**EXERCICES:**
• 1. D'après le texte sur la Divine Comédie, quels écrivains ont été inspirés par cette œuvre ?
• 2. Poursuivez le texte sur la Divine Comédie à la suite de sa dernière phrase.

**TEXTE SOURCE:**
--- --- ---

Rodin, quant à lui, érigera le Porte de l'Enfer, bas-relief inspiré de ce même récit.
La Divine Comédie a eu une incontestable influence sur la culture occidentale, tant dans la littérature que dans l’art, la théologie ou la philosophie. Elle a inspiré des générations d’artistes, de Botticelli à Rodin, ainsi que de nombreux écrivains, comme T.S. Eliot ou Borges. Son importance tient aussi au fait qu’elle a contribué à élever la langue italienne à un statut littéraire. Œuvre à la fois spirituelle et politique, elle reste aujourd’hui une source de réflexion inépuisable sur la condition humaine, la souffrance, l’espérance et la quête du sens.
— Mais revenons en à l'adaptation d’AstralShift, Che vuoi che sia ?

--- --- ---

**Entrées tirées d'une collection:**
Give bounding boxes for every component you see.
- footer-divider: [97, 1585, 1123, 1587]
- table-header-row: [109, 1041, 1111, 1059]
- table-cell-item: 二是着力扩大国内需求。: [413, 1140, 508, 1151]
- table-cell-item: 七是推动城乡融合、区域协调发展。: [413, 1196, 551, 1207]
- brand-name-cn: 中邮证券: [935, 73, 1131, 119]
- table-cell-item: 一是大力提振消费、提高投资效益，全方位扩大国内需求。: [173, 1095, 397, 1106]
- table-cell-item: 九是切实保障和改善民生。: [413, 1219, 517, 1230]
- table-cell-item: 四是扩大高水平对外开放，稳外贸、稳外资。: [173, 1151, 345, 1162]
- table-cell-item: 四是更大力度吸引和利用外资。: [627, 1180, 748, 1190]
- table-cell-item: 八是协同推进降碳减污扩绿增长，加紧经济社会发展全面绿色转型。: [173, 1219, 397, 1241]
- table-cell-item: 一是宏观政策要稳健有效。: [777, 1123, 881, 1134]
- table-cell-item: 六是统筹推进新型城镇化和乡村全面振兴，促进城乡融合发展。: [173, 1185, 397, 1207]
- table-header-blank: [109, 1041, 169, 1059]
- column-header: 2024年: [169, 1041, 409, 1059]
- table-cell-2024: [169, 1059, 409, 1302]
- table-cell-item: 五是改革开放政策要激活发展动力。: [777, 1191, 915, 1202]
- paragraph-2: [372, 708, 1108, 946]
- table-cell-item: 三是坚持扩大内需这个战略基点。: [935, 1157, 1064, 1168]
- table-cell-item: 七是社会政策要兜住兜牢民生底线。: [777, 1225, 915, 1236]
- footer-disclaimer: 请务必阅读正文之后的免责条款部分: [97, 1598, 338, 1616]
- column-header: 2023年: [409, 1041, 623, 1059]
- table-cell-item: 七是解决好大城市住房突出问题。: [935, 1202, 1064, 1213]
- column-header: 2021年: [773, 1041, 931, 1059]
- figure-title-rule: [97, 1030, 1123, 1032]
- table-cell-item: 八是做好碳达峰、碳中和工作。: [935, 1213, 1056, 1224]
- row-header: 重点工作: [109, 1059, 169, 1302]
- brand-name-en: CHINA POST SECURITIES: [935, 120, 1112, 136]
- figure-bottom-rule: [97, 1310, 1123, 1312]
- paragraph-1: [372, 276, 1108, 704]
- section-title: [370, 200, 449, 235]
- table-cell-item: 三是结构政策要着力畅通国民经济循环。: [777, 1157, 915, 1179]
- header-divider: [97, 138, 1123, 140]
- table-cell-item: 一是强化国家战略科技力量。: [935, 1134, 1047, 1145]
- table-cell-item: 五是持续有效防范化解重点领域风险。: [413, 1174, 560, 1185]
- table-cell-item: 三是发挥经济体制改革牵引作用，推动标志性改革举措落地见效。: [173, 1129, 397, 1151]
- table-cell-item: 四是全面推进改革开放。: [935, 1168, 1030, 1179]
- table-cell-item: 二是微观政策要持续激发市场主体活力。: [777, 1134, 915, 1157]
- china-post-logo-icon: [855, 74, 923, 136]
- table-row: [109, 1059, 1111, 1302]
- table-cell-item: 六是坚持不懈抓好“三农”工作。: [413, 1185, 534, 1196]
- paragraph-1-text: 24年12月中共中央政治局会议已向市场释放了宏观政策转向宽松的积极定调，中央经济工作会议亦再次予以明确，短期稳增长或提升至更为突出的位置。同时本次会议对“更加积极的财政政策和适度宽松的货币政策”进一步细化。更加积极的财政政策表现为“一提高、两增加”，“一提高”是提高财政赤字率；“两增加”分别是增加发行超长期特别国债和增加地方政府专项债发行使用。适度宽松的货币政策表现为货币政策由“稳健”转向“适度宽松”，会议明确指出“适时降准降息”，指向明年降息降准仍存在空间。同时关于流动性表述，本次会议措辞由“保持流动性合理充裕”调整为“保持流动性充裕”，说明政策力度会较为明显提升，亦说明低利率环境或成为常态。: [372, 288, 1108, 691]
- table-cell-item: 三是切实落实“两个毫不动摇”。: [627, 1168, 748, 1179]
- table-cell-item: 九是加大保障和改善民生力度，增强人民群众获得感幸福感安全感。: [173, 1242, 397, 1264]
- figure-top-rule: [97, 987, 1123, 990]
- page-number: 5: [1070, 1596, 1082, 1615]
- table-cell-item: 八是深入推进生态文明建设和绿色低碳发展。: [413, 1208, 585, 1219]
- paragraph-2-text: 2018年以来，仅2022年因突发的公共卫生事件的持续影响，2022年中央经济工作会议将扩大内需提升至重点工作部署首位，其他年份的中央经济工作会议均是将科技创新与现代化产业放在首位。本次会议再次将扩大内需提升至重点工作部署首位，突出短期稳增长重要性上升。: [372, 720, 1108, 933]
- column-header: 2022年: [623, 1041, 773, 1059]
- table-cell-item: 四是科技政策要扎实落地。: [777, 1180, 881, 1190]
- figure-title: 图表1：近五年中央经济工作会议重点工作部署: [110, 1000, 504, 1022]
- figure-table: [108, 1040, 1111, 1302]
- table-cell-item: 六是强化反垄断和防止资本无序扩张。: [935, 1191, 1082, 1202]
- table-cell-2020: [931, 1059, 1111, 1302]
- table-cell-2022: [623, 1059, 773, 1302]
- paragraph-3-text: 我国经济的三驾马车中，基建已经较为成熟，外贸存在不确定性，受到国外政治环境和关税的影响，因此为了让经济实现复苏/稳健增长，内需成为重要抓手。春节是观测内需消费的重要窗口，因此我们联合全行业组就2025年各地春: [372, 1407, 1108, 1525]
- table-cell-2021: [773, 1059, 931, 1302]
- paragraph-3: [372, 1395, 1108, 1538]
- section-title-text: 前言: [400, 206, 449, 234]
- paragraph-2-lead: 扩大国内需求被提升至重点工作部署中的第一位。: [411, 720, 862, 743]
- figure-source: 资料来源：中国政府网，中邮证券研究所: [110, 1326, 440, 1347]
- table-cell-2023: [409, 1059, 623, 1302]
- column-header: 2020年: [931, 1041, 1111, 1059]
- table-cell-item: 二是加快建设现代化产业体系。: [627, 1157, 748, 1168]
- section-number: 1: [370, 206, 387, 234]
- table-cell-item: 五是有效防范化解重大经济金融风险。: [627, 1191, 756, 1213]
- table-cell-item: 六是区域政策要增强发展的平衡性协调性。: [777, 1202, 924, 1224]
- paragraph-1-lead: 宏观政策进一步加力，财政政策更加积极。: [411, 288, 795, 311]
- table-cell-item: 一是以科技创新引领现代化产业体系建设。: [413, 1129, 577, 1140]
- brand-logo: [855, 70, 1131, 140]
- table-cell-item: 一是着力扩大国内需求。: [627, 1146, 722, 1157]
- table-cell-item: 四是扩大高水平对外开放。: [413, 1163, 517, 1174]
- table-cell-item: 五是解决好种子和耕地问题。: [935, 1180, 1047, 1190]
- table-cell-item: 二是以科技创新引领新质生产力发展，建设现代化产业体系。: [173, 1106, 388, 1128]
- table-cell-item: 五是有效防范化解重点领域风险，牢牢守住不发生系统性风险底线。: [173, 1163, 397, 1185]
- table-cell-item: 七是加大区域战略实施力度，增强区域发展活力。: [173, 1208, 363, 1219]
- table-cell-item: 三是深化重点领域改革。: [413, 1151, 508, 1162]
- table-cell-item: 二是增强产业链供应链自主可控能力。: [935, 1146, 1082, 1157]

--- --- ---

**RÉPONSES:**
• 1. T.S. Eliot et Borges.

• 2.
Dante – oui, la Dante – revient de Paradiso sans aucun souvenir de sa première traversée des neuf cercles. Amnésique, jetée de nouveau dans l’abîme infernal, elle devra tout réapprendre, tout reconquérir. À ses côtés, on retrouve Virgile, toujours aussi stoïque, et la lumineuse Béatrice, transformée ici en sorte de gardienne sanctifiée. Mais ce trio n’est pas seul : les Poètes de Limbe attendent, prisonniers du chaos. Ovide, Homère, Lucain, Horacedont… Tous réduits au silence, tous comptent sur Dante pour leur ouvrir un chemin vers la rédemption.






Le jeu prend des airs de rogue-lite, à mi-chemin entre Vampire Survivors et un bullet hell poétique. Les mécaniques de Hell Maiden reposent sur un système de deckbuilding, où chaque carte peut être combinée, fusionnée ou sacrifiée pour créer de nombreux builds. On empile les bénédictions, on s’arme d’attaques ultimes signées par des poètes déchus, et on tente de survivre à l’impossible. Chaque cercle de l’Enfer devient un champ de bataille, chaque vague une strophe de feu et d’acier.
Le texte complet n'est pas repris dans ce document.